• **WORK REQUIRED**:
Without the pictures, copy all the entries below exactly.

• **GIVEN RECORDS**:
------

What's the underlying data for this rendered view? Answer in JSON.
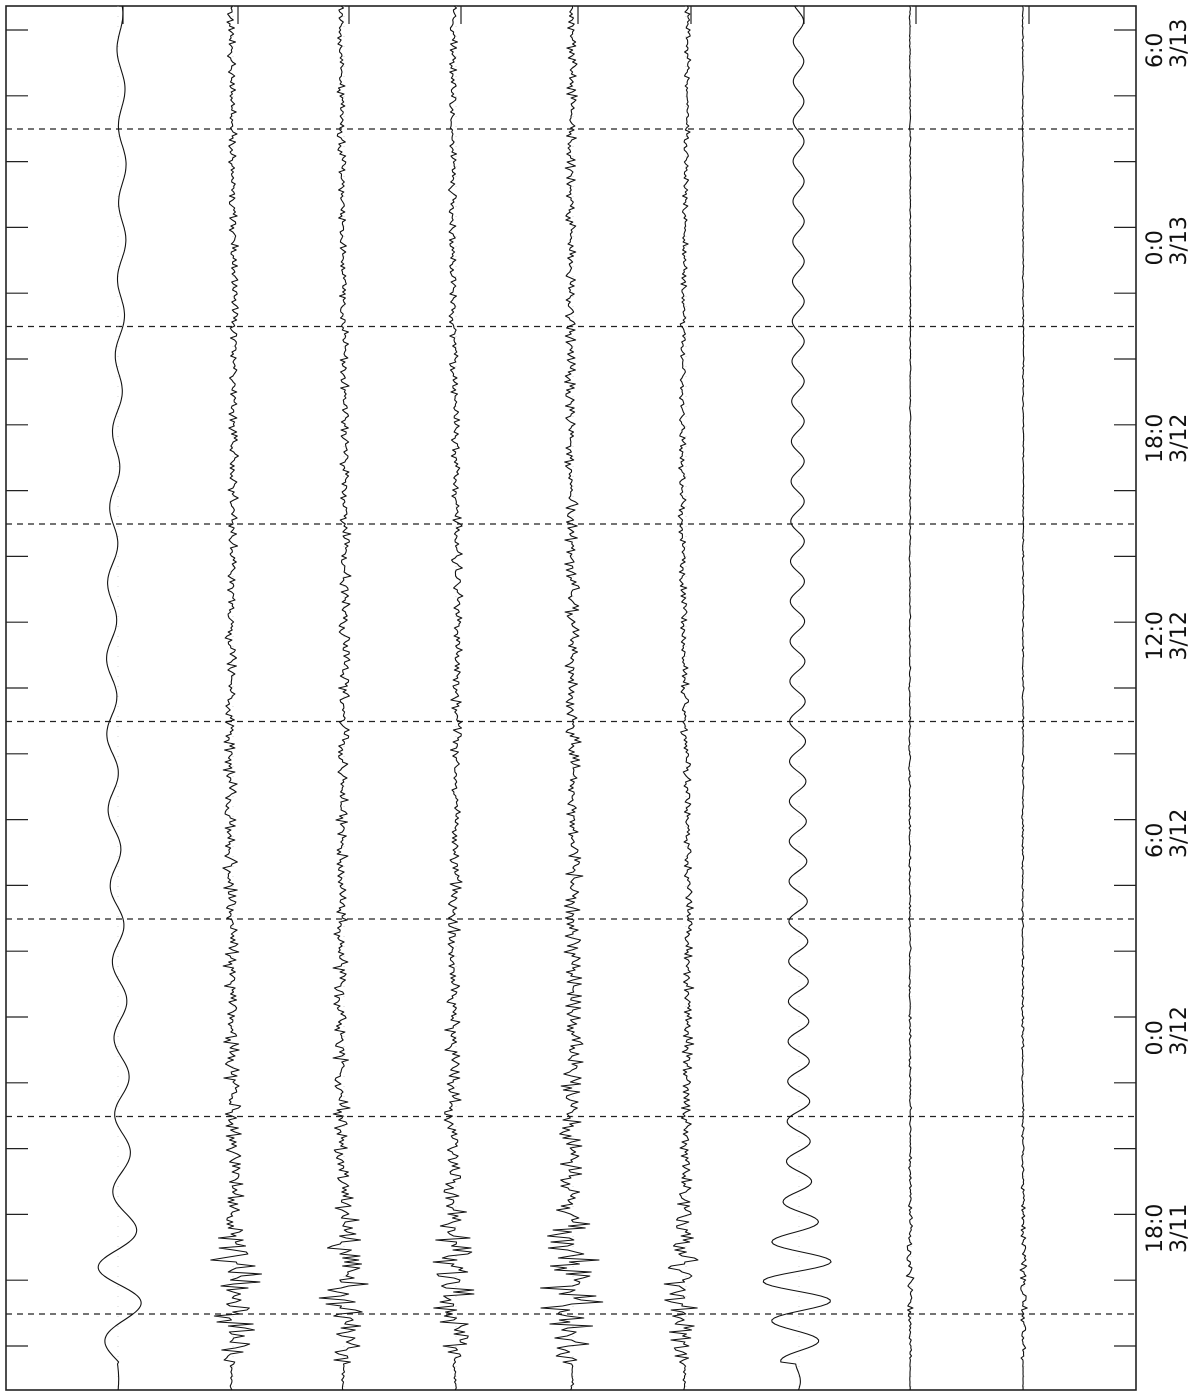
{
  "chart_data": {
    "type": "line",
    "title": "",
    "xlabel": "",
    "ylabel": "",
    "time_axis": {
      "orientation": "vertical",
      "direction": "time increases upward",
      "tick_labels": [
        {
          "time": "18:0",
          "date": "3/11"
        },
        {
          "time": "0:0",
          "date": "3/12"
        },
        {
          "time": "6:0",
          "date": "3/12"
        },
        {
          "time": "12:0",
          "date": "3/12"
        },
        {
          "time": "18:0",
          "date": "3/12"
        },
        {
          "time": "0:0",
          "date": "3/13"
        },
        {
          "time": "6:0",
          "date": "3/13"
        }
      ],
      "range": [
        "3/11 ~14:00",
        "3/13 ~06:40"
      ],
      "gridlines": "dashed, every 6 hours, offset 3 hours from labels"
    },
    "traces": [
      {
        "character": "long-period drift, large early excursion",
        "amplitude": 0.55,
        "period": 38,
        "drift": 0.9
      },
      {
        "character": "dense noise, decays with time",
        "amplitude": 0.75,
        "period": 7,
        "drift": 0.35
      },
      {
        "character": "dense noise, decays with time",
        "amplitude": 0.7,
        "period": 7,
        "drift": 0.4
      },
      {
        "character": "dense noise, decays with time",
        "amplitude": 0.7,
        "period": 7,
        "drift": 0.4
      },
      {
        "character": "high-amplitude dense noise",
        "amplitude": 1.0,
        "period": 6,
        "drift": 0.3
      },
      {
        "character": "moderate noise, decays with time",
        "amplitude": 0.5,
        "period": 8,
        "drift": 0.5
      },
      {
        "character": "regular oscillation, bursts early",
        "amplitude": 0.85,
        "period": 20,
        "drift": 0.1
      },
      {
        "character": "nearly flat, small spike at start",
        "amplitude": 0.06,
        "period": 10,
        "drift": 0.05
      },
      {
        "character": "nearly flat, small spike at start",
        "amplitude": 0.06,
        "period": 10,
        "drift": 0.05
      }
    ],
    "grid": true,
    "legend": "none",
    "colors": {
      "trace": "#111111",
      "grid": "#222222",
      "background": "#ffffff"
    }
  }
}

------

• **TASK OUTPUT**:
What's the underlying data for this rendered view? Answer in JSON.
{
  "chart_data": {
    "type": "line",
    "title": "",
    "xlabel": "",
    "ylabel": "",
    "time_axis": {
      "orientation": "vertical",
      "direction": "time increases upward",
      "tick_labels": [
        {
          "time": "18:0",
          "date": "3/11"
        },
        {
          "time": "0:0",
          "date": "3/12"
        },
        {
          "time": "6:0",
          "date": "3/12"
        },
        {
          "time": "12:0",
          "date": "3/12"
        },
        {
          "time": "18:0",
          "date": "3/12"
        },
        {
          "time": "0:0",
          "date": "3/13"
        },
        {
          "time": "6:0",
          "date": "3/13"
        }
      ],
      "range": [
        "3/11 ~14:00",
        "3/13 ~06:40"
      ],
      "gridlines": "dashed, every 6 hours, offset 3 hours from labels"
    },
    "traces": [
      {
        "character": "long-period drift, large early excursion",
        "amplitude": 0.55,
        "period": 38,
        "drift": 0.9
      },
      {
        "character": "dense noise, decays with time",
        "amplitude": 0.75,
        "period": 7,
        "drift": 0.35
      },
      {
        "character": "dense noise, decays with time",
        "amplitude": 0.7,
        "period": 7,
        "drift": 0.4
      },
      {
        "character": "dense noise, decays with time",
        "amplitude": 0.7,
        "period": 7,
        "drift": 0.4
      },
      {
        "character": "high-amplitude dense noise",
        "amplitude": 1.0,
        "period": 6,
        "drift": 0.3
      },
      {
        "character": "moderate noise, decays with time",
        "amplitude": 0.5,
        "period": 8,
        "drift": 0.5
      },
      {
        "character": "regular oscillation, bursts early",
        "amplitude": 0.85,
        "period": 20,
        "drift": 0.1
      },
      {
        "character": "nearly flat, small spike at start",
        "amplitude": 0.06,
        "period": 10,
        "drift": 0.05
      },
      {
        "character": "nearly flat, small spike at start",
        "amplitude": 0.06,
        "period": 10,
        "drift": 0.05
      }
    ],
    "grid": true,
    "legend": "none",
    "colors": {
      "trace": "#111111",
      "grid": "#222222",
      "background": "#ffffff"
    }
  }
}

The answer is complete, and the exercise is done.